- [DATA ENTRIES]:
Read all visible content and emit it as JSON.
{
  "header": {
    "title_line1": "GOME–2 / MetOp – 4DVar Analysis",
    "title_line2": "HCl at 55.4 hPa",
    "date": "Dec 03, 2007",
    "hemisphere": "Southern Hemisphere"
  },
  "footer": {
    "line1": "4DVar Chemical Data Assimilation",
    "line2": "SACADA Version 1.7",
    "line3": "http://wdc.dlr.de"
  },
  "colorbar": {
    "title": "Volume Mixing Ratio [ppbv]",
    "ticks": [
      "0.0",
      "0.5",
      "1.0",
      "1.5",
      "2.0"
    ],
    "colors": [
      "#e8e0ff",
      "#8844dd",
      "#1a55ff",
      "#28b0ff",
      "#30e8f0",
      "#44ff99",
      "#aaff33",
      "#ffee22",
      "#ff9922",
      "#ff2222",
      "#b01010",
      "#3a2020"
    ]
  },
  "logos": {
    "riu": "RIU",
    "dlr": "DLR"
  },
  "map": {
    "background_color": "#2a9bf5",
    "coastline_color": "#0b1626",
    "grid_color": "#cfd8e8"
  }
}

- [GIVEN INSTRUCTION]: Extract each line of the listing above, copying it word for word.

- [SOLUTION FOR THIS PROBLEM]:
Read all visible content and emit it as JSON.
{
  "header": {
    "title_line1": "GOME–2 / MetOp – 4DVar Analysis",
    "title_line2": "HCl at 55.4 hPa",
    "date": "Dec 03, 2007",
    "hemisphere": "Southern Hemisphere"
  },
  "footer": {
    "line1": "4DVar Chemical Data Assimilation",
    "line2": "SACADA Version 1.7",
    "line3": "http://wdc.dlr.de"
  },
  "colorbar": {
    "title": "Volume Mixing Ratio [ppbv]",
    "ticks": [
      "0.0",
      "0.5",
      "1.0",
      "1.5",
      "2.0"
    ],
    "colors": [
      "#e8e0ff",
      "#8844dd",
      "#1a55ff",
      "#28b0ff",
      "#30e8f0",
      "#44ff99",
      "#aaff33",
      "#ffee22",
      "#ff9922",
      "#ff2222",
      "#b01010",
      "#3a2020"
    ]
  },
  "logos": {
    "riu": "RIU",
    "dlr": "DLR"
  },
  "map": {
    "background_color": "#2a9bf5",
    "coastline_color": "#0b1626",
    "grid_color": "#cfd8e8"
  }
}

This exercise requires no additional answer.